• Problem statement:
Give the entries again, word for word.

[Dataset excerpt]
++++++++++++++++++++

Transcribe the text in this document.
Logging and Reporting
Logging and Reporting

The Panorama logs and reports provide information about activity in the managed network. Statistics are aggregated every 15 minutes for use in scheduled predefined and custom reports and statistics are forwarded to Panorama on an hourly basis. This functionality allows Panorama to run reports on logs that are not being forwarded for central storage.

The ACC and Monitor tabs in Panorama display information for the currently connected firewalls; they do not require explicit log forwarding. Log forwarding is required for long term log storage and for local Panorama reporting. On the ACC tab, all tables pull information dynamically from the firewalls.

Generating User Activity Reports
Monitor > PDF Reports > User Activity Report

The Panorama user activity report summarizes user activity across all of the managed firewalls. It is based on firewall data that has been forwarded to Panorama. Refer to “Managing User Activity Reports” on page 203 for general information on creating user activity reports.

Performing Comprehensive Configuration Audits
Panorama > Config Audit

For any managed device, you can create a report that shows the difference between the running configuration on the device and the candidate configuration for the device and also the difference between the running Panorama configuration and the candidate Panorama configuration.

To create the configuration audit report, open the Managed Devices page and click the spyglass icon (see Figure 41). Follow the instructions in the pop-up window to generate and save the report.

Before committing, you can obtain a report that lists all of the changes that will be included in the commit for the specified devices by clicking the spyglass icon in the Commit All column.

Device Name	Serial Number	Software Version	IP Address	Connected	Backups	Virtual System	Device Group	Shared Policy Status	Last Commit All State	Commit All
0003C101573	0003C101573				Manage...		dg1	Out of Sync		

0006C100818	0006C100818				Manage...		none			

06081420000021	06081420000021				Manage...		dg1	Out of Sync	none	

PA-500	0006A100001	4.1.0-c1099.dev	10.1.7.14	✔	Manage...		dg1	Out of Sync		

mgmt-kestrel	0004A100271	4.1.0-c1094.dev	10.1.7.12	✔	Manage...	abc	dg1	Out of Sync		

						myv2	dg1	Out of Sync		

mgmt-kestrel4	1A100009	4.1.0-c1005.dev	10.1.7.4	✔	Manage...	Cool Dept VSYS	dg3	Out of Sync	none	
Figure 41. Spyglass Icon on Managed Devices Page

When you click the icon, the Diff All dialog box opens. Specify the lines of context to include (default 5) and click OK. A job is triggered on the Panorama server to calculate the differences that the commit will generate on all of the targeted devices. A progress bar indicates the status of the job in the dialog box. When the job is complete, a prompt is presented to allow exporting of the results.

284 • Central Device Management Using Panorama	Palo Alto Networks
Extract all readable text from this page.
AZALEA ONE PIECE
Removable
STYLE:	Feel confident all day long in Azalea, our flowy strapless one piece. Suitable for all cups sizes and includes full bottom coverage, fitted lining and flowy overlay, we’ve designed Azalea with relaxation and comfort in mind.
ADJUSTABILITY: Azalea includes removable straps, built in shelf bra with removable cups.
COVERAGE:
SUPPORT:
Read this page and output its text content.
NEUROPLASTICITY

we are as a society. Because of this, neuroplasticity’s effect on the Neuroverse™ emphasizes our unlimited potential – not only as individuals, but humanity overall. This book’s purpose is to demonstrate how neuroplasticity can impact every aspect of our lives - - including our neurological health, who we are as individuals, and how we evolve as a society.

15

++++++++++++++++++++

• Exercise answer:
Transcribe the text in this document.
Logging and Reporting
Logging and Reporting

The Panorama logs and reports provide information about activity in the managed network. Statistics are aggregated every 15 minutes for use in scheduled predefined and custom reports and statistics are forwarded to Panorama on an hourly basis. This functionality allows Panorama to run reports on logs that are not being forwarded for central storage.

The ACC and Monitor tabs in Panorama display information for the currently connected firewalls; they do not require explicit log forwarding. Log forwarding is required for long term log storage and for local Panorama reporting. On the ACC tab, all tables pull information dynamically from the firewalls.

Generating User Activity Reports
Monitor > PDF Reports > User Activity Report

The Panorama user activity report summarizes user activity across all of the managed firewalls. It is based on firewall data that has been forwarded to Panorama. Refer to “Managing User Activity Reports” on page 203 for general information on creating user activity reports.

Performing Comprehensive Configuration Audits
Panorama > Config Audit

For any managed device, you can create a report that shows the difference between the running configuration on the device and the candidate configuration for the device and also the difference between the running Panorama configuration and the candidate Panorama configuration.

To create the configuration audit report, open the Managed Devices page and click the spyglass icon (see Figure 41). Follow the instructions in the pop-up window to generate and save the report.

Before committing, you can obtain a report that lists all of the changes that will be included in the commit for the specified devices by clicking the spyglass icon in the Commit All column.

Device Name	Serial Number	Software Version	IP Address	Connected	Backups	Virtual System	Device Group	Shared Policy Status	Last Commit All State	Commit All
0003C101573	0003C101573				Manage...		dg1	Out of Sync		

0006C100818	0006C100818				Manage...		none			

06081420000021	06081420000021				Manage...		dg1	Out of Sync	none	

PA-500	0006A100001	4.1.0-c1099.dev	10.1.7.14	✔	Manage...		dg1	Out of Sync		

mgmt-kestrel	0004A100271	4.1.0-c1094.dev	10.1.7.12	✔	Manage...	abc	dg1	Out of Sync		

						myv2	dg1	Out of Sync		

mgmt-kestrel4	1A100009	4.1.0-c1005.dev	10.1.7.4	✔	Manage...	Cool Dept VSYS	dg3	Out of Sync	none	
Figure 41. Spyglass Icon on Managed Devices Page

When you click the icon, the Diff All dialog box opens. Specify the lines of context to include (default 5) and click OK. A job is triggered on the Panorama server to calculate the differences that the commit will generate on all of the targeted devices. A progress bar indicates the status of the job in the dialog box. When the job is complete, a prompt is presented to allow exporting of the results.

284 • Central Device Management Using Panorama	Palo Alto Networks
Extract all readable text from this page.
AZALEA ONE PIECE
Removable
STYLE:	Feel confident all day long in Azalea, our flowy strapless one piece. Suitable for all cups sizes and includes full bottom coverage, fitted lining and flowy overlay, we’ve designed Azalea with relaxation and comfort in mind.
ADJUSTABILITY: Azalea includes removable straps, built in shelf bra with removable cups.
COVERAGE:
SUPPORT:
Read this page and output its text content.
NEUROPLASTICITY

we are as a society. Because of this, neuroplasticity’s effect on the Neuroverse™ emphasizes our unlimited potential – not only as individuals, but humanity overall. This book’s purpose is to demonstrate how neuroplasticity can impact every aspect of our lives - - including our neurological health, who we are as individuals, and how we evolve as a society.

15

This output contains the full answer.